=== AVAILABLE RECORDS ===

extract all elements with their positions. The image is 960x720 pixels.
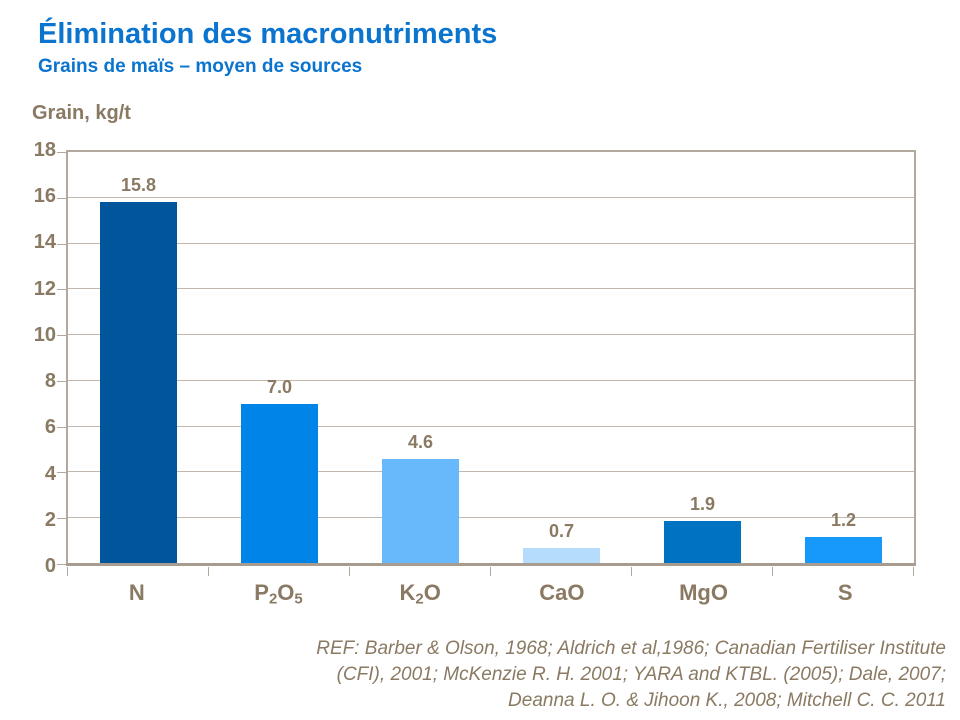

===
=== AVAILABLE RECORDS ===

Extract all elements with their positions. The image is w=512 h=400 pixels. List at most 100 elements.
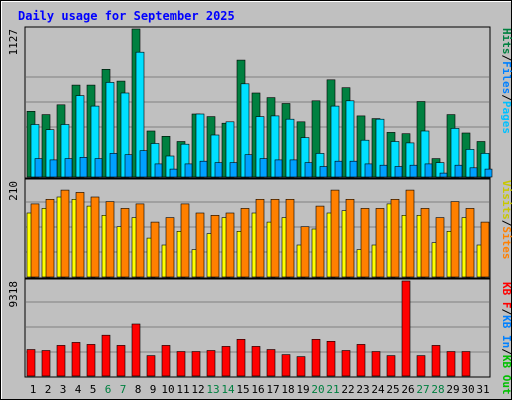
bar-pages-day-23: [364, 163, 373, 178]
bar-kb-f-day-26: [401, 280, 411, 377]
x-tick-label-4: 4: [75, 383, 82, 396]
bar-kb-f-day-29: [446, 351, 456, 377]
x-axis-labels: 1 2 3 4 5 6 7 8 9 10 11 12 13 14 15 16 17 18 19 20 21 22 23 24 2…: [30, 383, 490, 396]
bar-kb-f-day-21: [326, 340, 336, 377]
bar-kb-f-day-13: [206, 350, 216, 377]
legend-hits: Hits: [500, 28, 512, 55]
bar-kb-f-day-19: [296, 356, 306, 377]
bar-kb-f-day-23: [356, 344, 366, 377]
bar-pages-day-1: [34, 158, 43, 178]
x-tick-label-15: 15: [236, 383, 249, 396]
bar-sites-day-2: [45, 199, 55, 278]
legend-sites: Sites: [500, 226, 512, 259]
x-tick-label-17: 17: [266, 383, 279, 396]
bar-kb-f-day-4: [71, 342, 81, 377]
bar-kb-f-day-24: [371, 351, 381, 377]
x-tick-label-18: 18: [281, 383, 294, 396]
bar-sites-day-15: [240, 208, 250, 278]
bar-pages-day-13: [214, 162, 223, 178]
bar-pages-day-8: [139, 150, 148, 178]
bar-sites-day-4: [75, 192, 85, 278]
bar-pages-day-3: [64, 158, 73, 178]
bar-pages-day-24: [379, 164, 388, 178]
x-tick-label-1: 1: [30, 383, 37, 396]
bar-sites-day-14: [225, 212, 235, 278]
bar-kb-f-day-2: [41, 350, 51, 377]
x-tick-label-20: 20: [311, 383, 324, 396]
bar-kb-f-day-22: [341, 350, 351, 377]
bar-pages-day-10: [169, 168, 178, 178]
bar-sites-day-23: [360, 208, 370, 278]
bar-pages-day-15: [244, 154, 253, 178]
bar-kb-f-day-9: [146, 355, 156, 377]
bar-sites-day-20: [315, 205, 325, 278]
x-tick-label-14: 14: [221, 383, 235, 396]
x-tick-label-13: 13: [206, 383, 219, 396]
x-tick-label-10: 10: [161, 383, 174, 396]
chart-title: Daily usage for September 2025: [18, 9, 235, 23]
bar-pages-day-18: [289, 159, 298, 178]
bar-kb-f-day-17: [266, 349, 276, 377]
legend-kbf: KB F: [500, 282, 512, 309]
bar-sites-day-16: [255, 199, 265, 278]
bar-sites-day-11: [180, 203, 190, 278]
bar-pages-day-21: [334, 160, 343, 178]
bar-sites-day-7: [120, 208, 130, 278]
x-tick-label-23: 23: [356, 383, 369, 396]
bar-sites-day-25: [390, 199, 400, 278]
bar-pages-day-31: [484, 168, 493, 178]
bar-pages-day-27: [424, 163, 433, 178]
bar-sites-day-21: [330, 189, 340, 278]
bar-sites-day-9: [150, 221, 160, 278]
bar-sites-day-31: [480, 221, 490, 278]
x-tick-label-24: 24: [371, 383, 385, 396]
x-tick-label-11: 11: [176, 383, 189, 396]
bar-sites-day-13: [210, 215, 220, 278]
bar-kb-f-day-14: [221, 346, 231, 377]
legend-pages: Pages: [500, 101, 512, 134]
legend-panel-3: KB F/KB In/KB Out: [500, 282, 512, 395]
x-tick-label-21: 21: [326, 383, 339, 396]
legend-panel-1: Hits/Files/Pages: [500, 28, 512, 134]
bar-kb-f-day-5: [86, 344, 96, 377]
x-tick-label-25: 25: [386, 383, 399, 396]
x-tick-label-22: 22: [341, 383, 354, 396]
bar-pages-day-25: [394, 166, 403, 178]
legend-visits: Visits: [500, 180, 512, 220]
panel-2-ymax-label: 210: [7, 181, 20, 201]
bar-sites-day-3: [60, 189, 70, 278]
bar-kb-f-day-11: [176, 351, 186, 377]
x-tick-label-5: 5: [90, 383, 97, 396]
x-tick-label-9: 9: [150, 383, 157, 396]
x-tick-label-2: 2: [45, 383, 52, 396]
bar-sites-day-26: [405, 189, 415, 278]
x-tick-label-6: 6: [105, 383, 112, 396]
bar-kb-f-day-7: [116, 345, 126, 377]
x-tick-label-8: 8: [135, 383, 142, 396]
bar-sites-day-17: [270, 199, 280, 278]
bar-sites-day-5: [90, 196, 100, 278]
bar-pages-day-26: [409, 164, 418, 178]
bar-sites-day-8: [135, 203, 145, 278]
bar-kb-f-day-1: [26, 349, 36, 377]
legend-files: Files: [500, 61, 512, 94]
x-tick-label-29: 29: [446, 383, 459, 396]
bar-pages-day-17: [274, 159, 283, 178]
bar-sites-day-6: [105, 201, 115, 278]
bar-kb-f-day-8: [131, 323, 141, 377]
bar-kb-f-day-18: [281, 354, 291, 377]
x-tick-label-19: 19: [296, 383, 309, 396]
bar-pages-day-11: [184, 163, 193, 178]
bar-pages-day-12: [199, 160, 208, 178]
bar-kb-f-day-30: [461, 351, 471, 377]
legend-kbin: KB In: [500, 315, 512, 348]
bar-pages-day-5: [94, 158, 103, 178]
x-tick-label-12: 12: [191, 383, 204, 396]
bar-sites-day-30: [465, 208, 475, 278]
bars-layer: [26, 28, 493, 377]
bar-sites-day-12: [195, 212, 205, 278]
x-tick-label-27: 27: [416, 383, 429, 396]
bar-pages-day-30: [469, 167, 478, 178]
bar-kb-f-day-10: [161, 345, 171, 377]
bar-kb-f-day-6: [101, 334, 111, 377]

===

Express the items that open with the line containing "Extract all elements with their positions. The image is w=512" and close with the line containing "bar-kb-f-day-21: [326, 340, 336, 377]", both ends included, as a JSON list of strings with one string per line. Leave out blank lines and the picture.

RESULT
[
  "Extract all elements with their positions. The image is w=512 h=400 pixels. List at most 100 elements.",
  "bar-pages-day-23: [364, 163, 373, 178]",
  "bar-kb-f-day-26: [401, 280, 411, 377]",
  "x-tick-label-4: 4: [75, 383, 82, 396]",
  "bar-kb-f-day-29: [446, 351, 456, 377]",
  "x-axis-labels: 1 2 3 4 5 6 7 8 9 10 11 12 13 14 15 16 17 18 19 20 21 22 23 24 2…: [30, 383, 490, 396]",
  "bar-kb-f-day-21: [326, 340, 336, 377]"
]